** Start Extracted material **

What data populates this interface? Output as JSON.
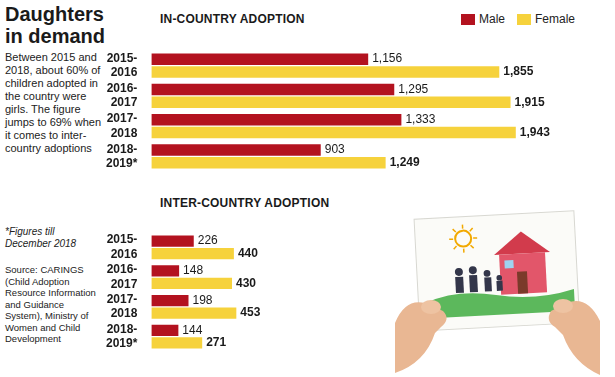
{
  "title": "Daughters in demand",
  "subtitle": "Between 2015 and 2018, about 60% of children adopted in the country were girls. The figure jumps to 69% when it comes to inter-country adoptions",
  "note": "*Figures till December 2018",
  "source": "Source: CARINGS (Child Adoption Resource Information and Guidance System), Ministry of Women and Child Development",
  "chart_data": [
    {
      "type": "bar",
      "title": "IN-COUNTRY ADOPTION",
      "orientation": "horizontal",
      "categories": [
        "2015-2016",
        "2016-2017",
        "2017-2018",
        "2018-2019*"
      ],
      "series": [
        {
          "name": "Male",
          "color": "#b3121f",
          "values": [
            1156,
            1295,
            1333,
            903
          ],
          "value_labels": [
            "1,156",
            "1,295",
            "1,333",
            "903"
          ]
        },
        {
          "name": "Female",
          "color": "#f6d23c",
          "values": [
            1855,
            1915,
            1943,
            1249
          ],
          "value_labels": [
            "1,855",
            "1,915",
            "1,943",
            "1,249"
          ]
        }
      ],
      "xlim": [
        0,
        2200
      ],
      "grid": false,
      "legend": "top-right",
      "data_labels": true,
      "tick_labels": "y"
    },
    {
      "type": "bar",
      "title": "INTER-COUNTRY ADOPTION",
      "orientation": "horizontal",
      "categories": [
        "2015-2016",
        "2016-2017",
        "2017-2018",
        "2018-2019*"
      ],
      "series": [
        {
          "name": "Male",
          "color": "#b3121f",
          "values": [
            226,
            148,
            198,
            144
          ]
        },
        {
          "name": "Female",
          "color": "#f6d23c",
          "values": [
            440,
            430,
            453,
            271
          ]
        }
      ],
      "xlim": [
        0,
        2200
      ],
      "grid": false,
      "data_labels": true,
      "tick_labels": "y"
    }
  ]
}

** End Extracted material **

→ Directions for this task
Reproduce the whole listing above word for word, but not its pictures.

→ In response
What data populates this interface? Output as JSON.
{
  "title": "Daughters in demand",
  "subtitle": "Between 2015 and 2018, about 60% of children adopted in the country were girls. The figure jumps to 69% when it comes to inter-country adoptions",
  "note": "*Figures till December 2018",
  "source": "Source: CARINGS (Child Adoption Resource Information and Guidance System), Ministry of Women and Child Development",
  "chart_data": [
    {
      "type": "bar",
      "title": "IN-COUNTRY ADOPTION",
      "orientation": "horizontal",
      "categories": [
        "2015-2016",
        "2016-2017",
        "2017-2018",
        "2018-2019*"
      ],
      "series": [
        {
          "name": "Male",
          "color": "#b3121f",
          "values": [
            1156,
            1295,
            1333,
            903
          ],
          "value_labels": [
            "1,156",
            "1,295",
            "1,333",
            "903"
          ]
        },
        {
          "name": "Female",
          "color": "#f6d23c",
          "values": [
            1855,
            1915,
            1943,
            1249
          ],
          "value_labels": [
            "1,855",
            "1,915",
            "1,943",
            "1,249"
          ]
        }
      ],
      "xlim": [
        0,
        2200
      ],
      "grid": false,
      "legend": "top-right",
      "data_labels": true,
      "tick_labels": "y"
    },
    {
      "type": "bar",
      "title": "INTER-COUNTRY ADOPTION",
      "orientation": "horizontal",
      "categories": [
        "2015-2016",
        "2016-2017",
        "2017-2018",
        "2018-2019*"
      ],
      "series": [
        {
          "name": "Male",
          "color": "#b3121f",
          "values": [
            226,
            148,
            198,
            144
          ]
        },
        {
          "name": "Female",
          "color": "#f6d23c",
          "values": [
            440,
            430,
            453,
            271
          ]
        }
      ],
      "xlim": [
        0,
        2200
      ],
      "grid": false,
      "data_labels": true,
      "tick_labels": "y"
    }
  ]
}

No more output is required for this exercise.